-- Start of PROVIDED RECORDS --

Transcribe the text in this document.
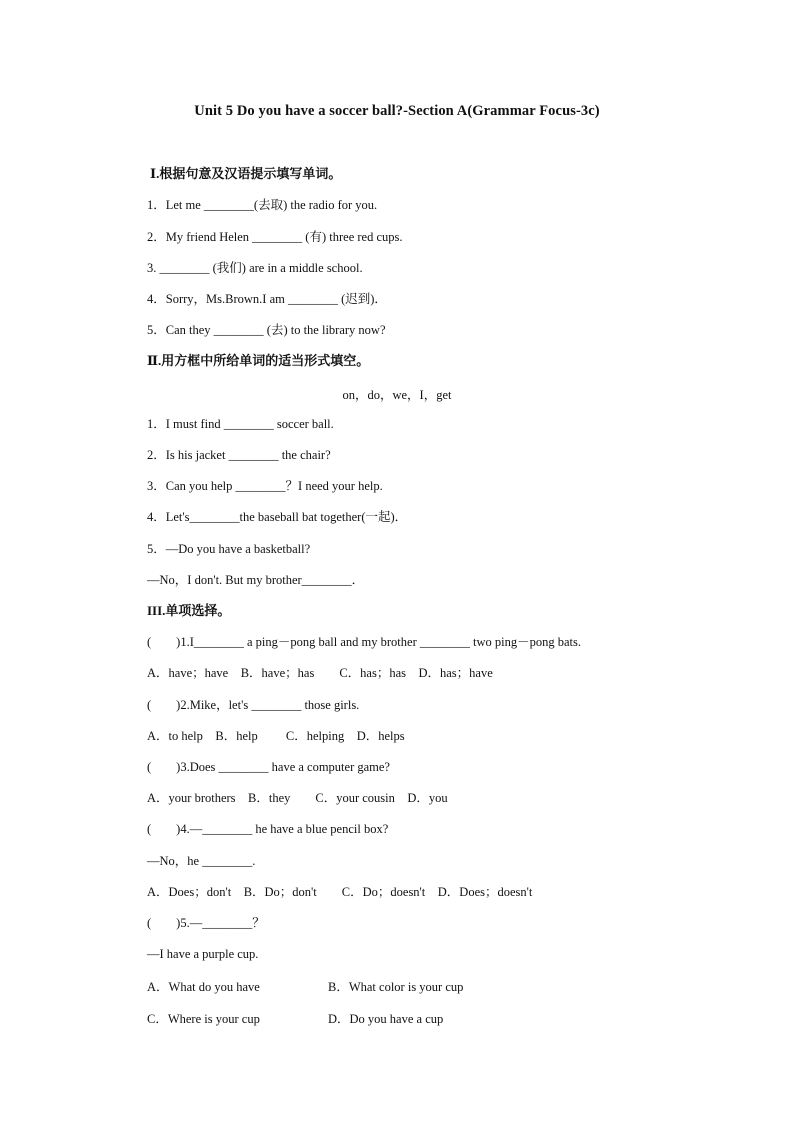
Unit 5 Do you have a soccer ball?-Section A(Grammar Focus-3c)
Ⅰ.根据句意及汉语提示填写单词。
1．Let me ________(去取) the radio for you.
2．My friend Helen ________ (有) three red cups.
3. ________ (我们) are in a middle school.
4．Sorry，Ms.Brown.I am ________ (迟到)．
5．Can they ________ (去) to the library now?
Ⅱ.用方框中所给单词的适当形式填空。
on，do，we，I，get
1．I must find ________ soccer ball.
2．Is his jacket ________ the chair?
3．Can you help ________？I need your help.
4．Let's________the baseball bat together(一起)．
5．—Do you have a basketball?
—No，I don't. But my brother________．
III.单项选择。
(　　)1.I________ a ping－pong ball and my brother ________ two ping－pong bats.
A．have；have　B．have；has　　C．has；has　D．has；have
(　　)2.Mike，let's ________ those girls.
A．to help　B．help　　 C．helping　D．helps
(　　)3.Does ________ have a computer game?
A．your brothers　B．they　　C．your cousin　D．you
(　　)4.—________ he have a blue pencil box?
—No，he ________.
A．Does；don't　B．Do；don't　　C．Do；doesn't　D．Does；doesn't
(　　)5.—________？
—I have a purple cup.
A．What do you have	B．What color is your cup
C．Where is your cup	D．Do you have a cup
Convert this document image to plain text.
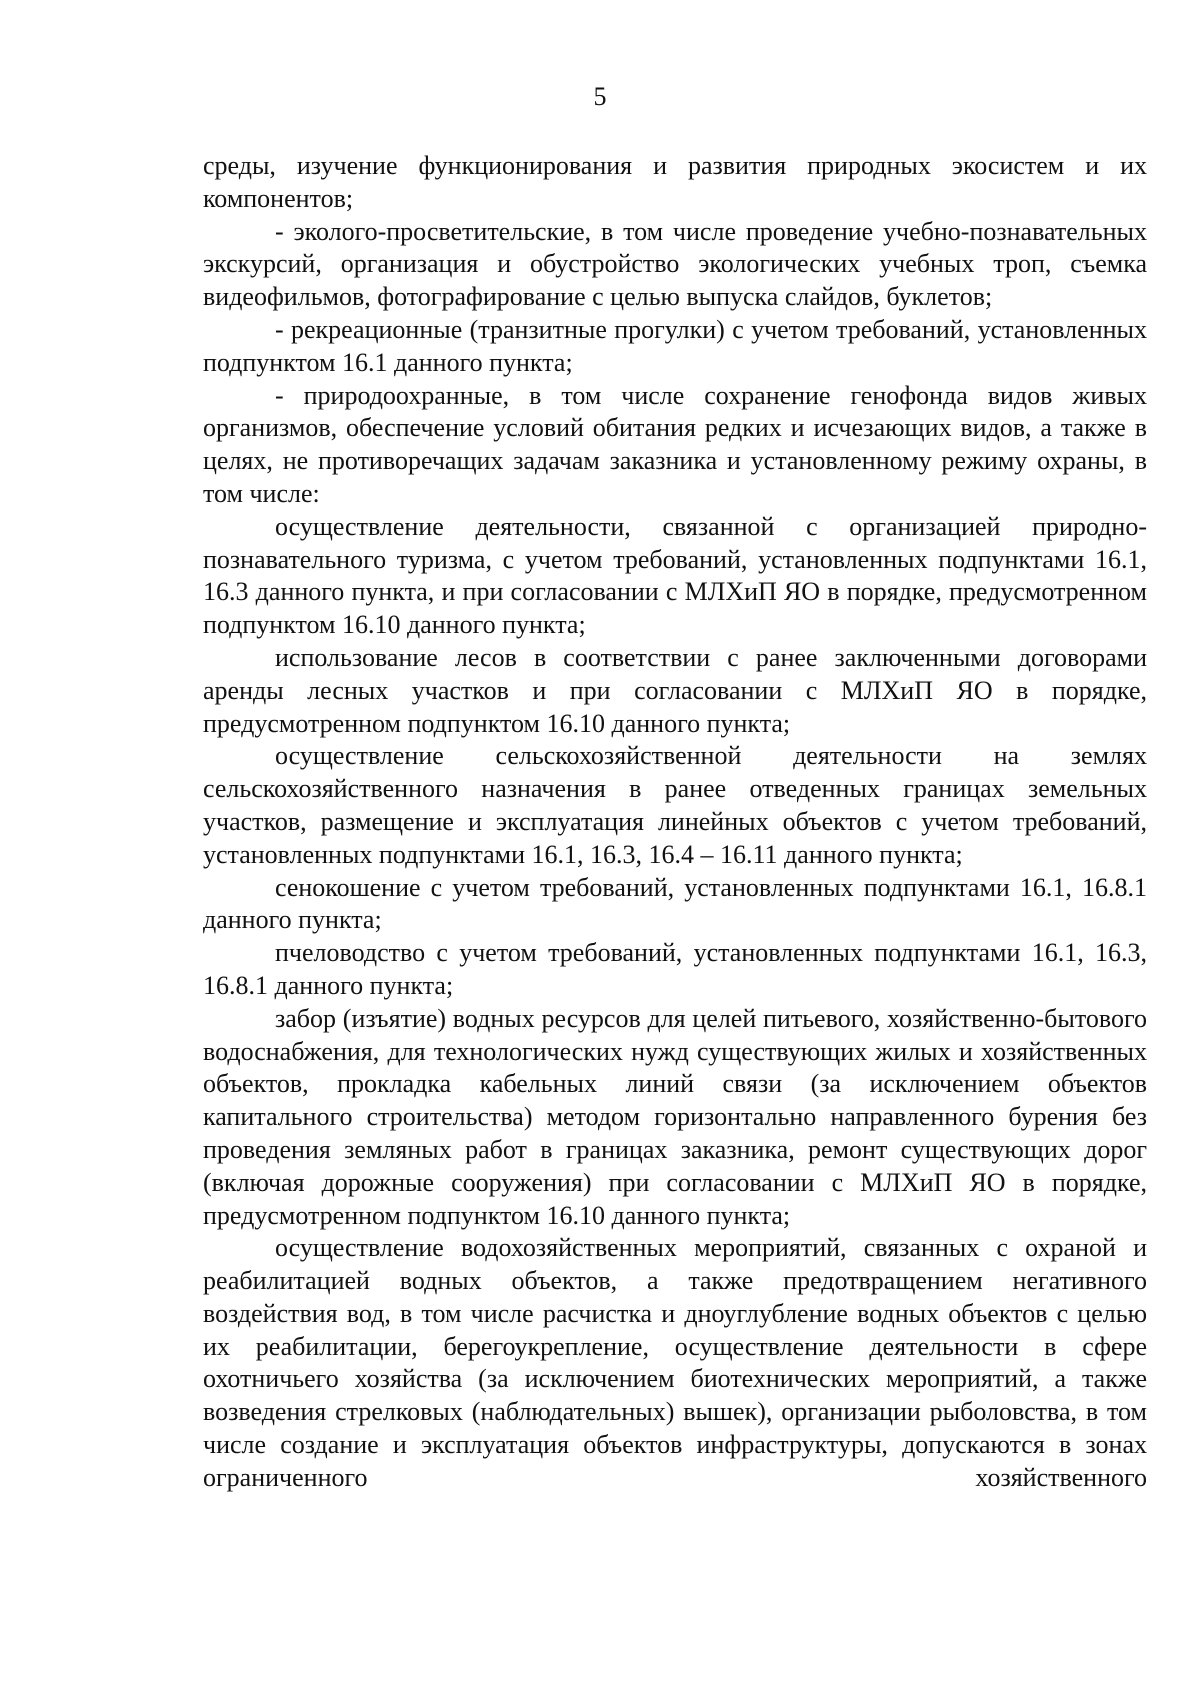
5

среды, изучение функционирования и развития природных экосистем и их компонентов;

- эколого-просветительские, в том числе проведение учебно-познавательных экскурсий, организация и обустройство экологических учебных троп, съемка видеофильмов, фотографирование с целью выпуска слайдов, буклетов;

- рекреационные (транзитные прогулки) с учетом требований, установленных подпунктом 16.1 данного пункта;

- природоохранные, в том числе сохранение генофонда видов живых организмов, обеспечение условий обитания редких и исчезающих видов, а также в целях, не противоречащих задачам заказника и установленному режиму охраны, в том числе:

осуществление деятельности, связанной с организацией природно-познавательного туризма, с учетом требований, установленных подпунктами 16.1, 16.3 данного пункта, и при согласовании с МЛХиП ЯО в порядке, предусмотренном подпунктом 16.10 данного пункта;

использование лесов в соответствии с ранее заключенными договорами аренды лесных участков и при согласовании с МЛХиП ЯО в порядке, предусмотренном подпунктом 16.10 данного пункта;

осуществление сельскохозяйственной деятельности на землях сельскохозяйственного назначения в ранее отведенных границах земельных участков, размещение и эксплуатация линейных объектов с учетом требований, установленных подпунктами 16.1, 16.3, 16.4 – 16.11 данного пункта;

сенокошение с учетом требований, установленных подпунктами 16.1, 16.8.1 данного пункта;

пчеловодство с учетом требований, установленных подпунктами 16.1, 16.3, 16.8.1 данного пункта;

забор (изъятие) водных ресурсов для целей питьевого, хозяйственно-бытового водоснабжения, для технологических нужд существующих жилых и хозяйственных объектов, прокладка кабельных линий связи (за исключением объектов капитального строительства) методом горизонтально направленного бурения без проведения земляных работ в границах заказника, ремонт существующих дорог (включая дорожные сооружения) при согласовании с МЛХиП ЯО в порядке, предусмотренном подпунктом 16.10 данного пункта;

осуществление водохозяйственных мероприятий, связанных с охраной и реабилитацией водных объектов, а также предотвращением негативного воздействия вод, в том числе расчистка и дноуглубление водных объектов с целью их реабилитации, берегоукрепление, осуществление деятельности в сфере охотничьего хозяйства (за исключением биотехнических мероприятий, а также возведения стрелковых (наблюдательных) вышек), организации рыболовства, в том числе создание и эксплуатация объектов инфраструктуры, допускаются в зонах ограниченного хозяйственного
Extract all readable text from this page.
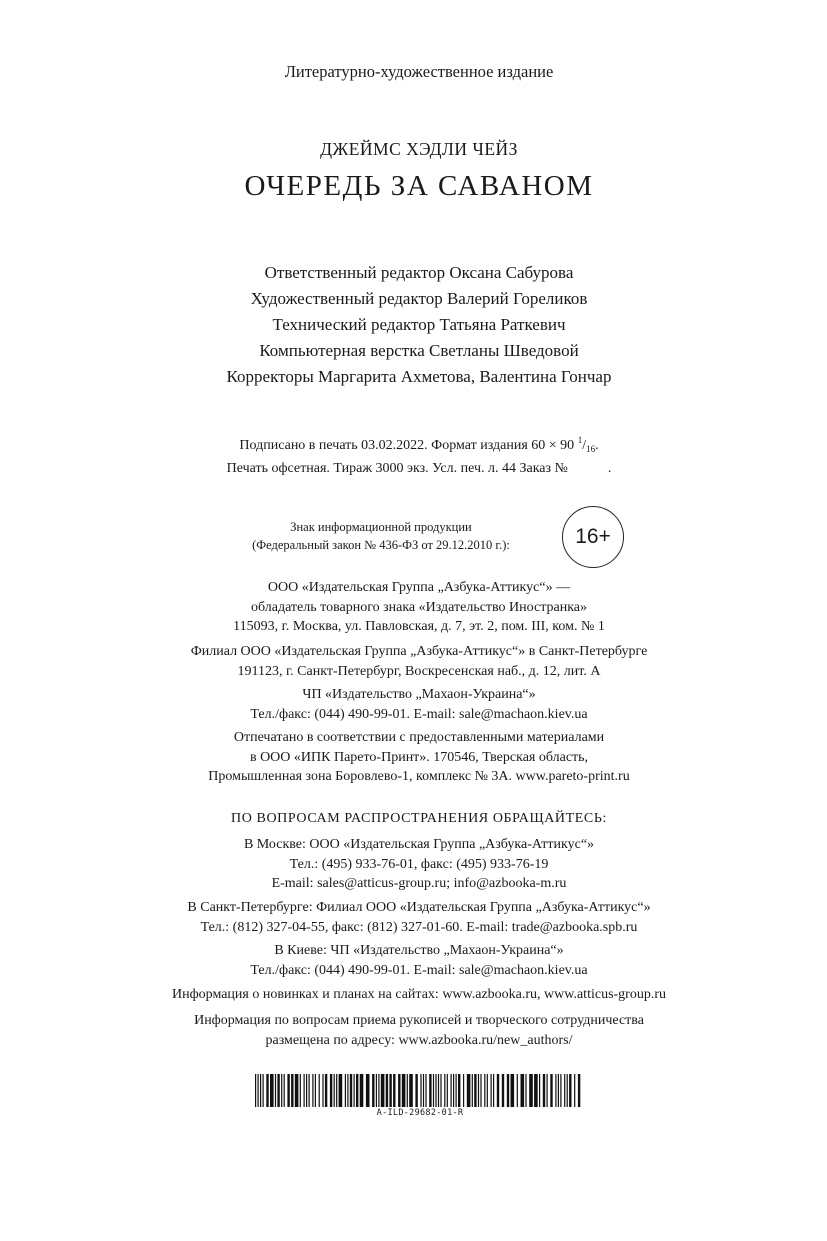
Литературно-художественное издание
ДЖЕЙМС ХЭДЛИ ЧЕЙЗ
ОЧЕРЕДЬ ЗА САВАНОМ
Ответственный редактор Оксана Сабурова
Художественный редактор Валерий Гореликов
Технический редактор Татьяна Раткевич
Компьютерная верстка Светланы Шведовой
Корректоры Маргарита Ахметова, Валентина Гончар
Подписано в печать 03.02.2022. Формат издания 60 × 90 $^1/_{16}$.
Печать офсетная. Тираж 3000 экз. Усл. печ. л. 44 Заказ №	.
Знак информационной продукции
(Федеральный закон № 436-ФЗ от 29.12.2010 г.):	16+
ООО «Издательская Группа „Азбука-Аттикус“» —
обладатель товарного знака «Издательство Иностранка»
115093, г. Москва, ул. Павловская, д. 7, эт. 2, пом. III, ком. № 1
Филиал ООО «Издательская Группа „Азбука-Аттикус“» в Санкт-Петербурге
191123, г. Санкт-Петербург, Воскресенская наб., д. 12, лит. А
ЧП «Издательство „Махаон-Украина“»
Тел./факс: (044) 490-99-01. E-mail: sale@machaon.kiev.ua
Отпечатано в соответствии с предоставленными материалами
в ООО «ИПК Парето-Принт». 170546, Тверская область,
Промышленная зона Боровлево-1, комплекс № 3А. www.pareto-print.ru
ПО ВОПРОСАМ РАСПРОСТРАНЕНИЯ ОБРАЩАЙТЕСЬ:
В Москве: ООО «Издательская Группа „Азбука-Аттикус“»
Тел.: (495) 933-76-01, факс: (495) 933-76-19
E-mail: sales@atticus-group.ru; info@azbooka-m.ru
В Санкт-Петербурге: Филиал ООО «Издательская Группа „Азбука-Аттикус“»
Тел.: (812) 327-04-55, факс: (812) 327-01-60. E-mail: trade@azbooka.spb.ru
В Киеве: ЧП «Издательство „Махаон-Украина“»
Тел./факс: (044) 490-99-01. E-mail: sale@machaon.kiev.ua
Информация о новинках и планах на сайтах: www.azbooka.ru, www.atticus-group.ru
Информация по вопросам приема рукописей и творческого сотрудничества
размещена по адресу: www.azbooka.ru/new_authors/
A-ILD-29682-01-R
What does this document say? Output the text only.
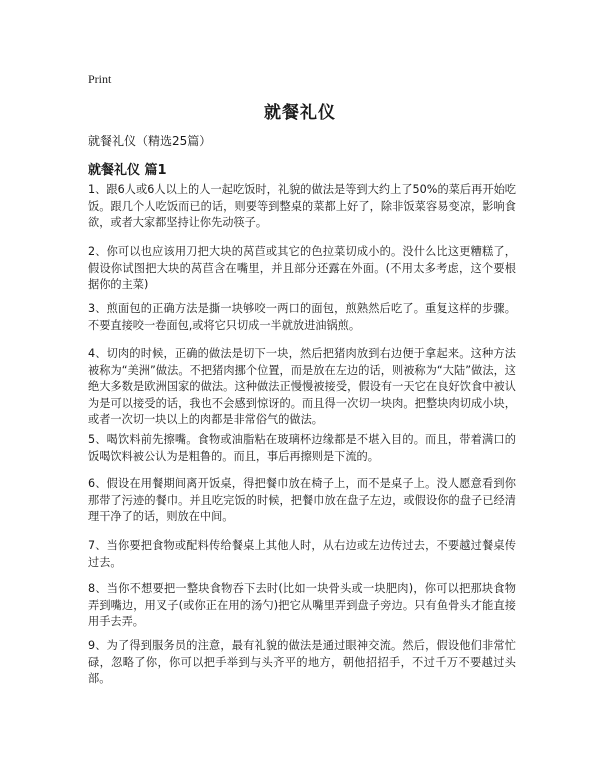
Print
就餐礼仪
就餐礼仪（精选25篇）
就餐礼仪 篇1

1、跟6人或6人以上的人一起吃饭时，礼貌的做法是等到大约上了50%的菜后再开始吃饭。跟几个人吃饭而已的话，则要等到整桌的菜都上好了，除非饭菜容易变凉，影响食欲，或者大家都坚持让你先动筷子。

2、你可以也应该用刀把大块的莴苣或其它的色拉菜切成小的。没什么比这更糟糕了，假设你试图把大块的莴苣含在嘴里，并且部分还露在外面。(不用太多考虑，这个要根据你的主菜)

3、煎面包的正确方法是撕一块够咬一两口的面包，煎熟然后吃了。重复这样的步骤。不要直接咬一卷面包,或将它只切成一半就放进油锅煎。

4、切肉的时候，正确的做法是切下一块，然后把猪肉放到右边便于拿起来。这种方法被称为“美洲”做法。不把猪肉挪个位置，而是放在左边的话，则被称为“大陆”做法，这绝大多数是欧洲国家的做法。这种做法正慢慢被接受，假设有一天它在良好饮食中被认为是可以接受的话，我也不会感到惊讶的。而且得一次切一块肉。把整块肉切成小块，或者一次切一块以上的肉都是非常俗气的做法。

5、喝饮料前先擦嘴。食物或油脂粘在玻璃杯边缘都是不堪入目的。而且，带着满口的饭喝饮料被公认为是粗鲁的。而且，事后再擦则是下流的。

6、假设在用餐期间离开饭桌，得把餐巾放在椅子上，而不是桌子上。没人愿意看到你那带了污迹的餐巾。并且吃完饭的时候，把餐巾放在盘子左边，或假设你的盘子已经清理干净了的话，则放在中间。

7、当你要把食物或配料传给餐桌上其他人时，从右边或左边传过去，不要越过餐桌传过去。

8、当你不想要把一整块食物吞下去时(比如一块骨头或一块肥肉)，你可以把那块食物弄到嘴边，用叉子(或你正在用的汤勺)把它从嘴里弄到盘子旁边。只有鱼骨头才能直接用手去弄。

9、为了得到服务员的注意，最有礼貌的做法是通过眼神交流。然后，假设他们非常忙碌，忽略了你，你可以把手举到与头齐平的地方，朝他招招手，不过千万不要越过头部。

-- End of PROVIDED RECORDS --

▸ TASK STATEMENT
Write out every line of the listing that holds the word "have".

▸ SOLVED PROBLEM
Unit 5 Do you have a soccer ball?-Section A(Grammar Focus-3c)
5．—Do you have a basketball?
A．have；have　B．have；has　　C．has；has　D．has；have
(　　)3.Does ________ have a computer game?
(　　)4.—________ he have a blue pencil box?
—I have a purple cup.
A．What do you have	B．What color is your cup
C．Where is your cup	D．Do you have a cup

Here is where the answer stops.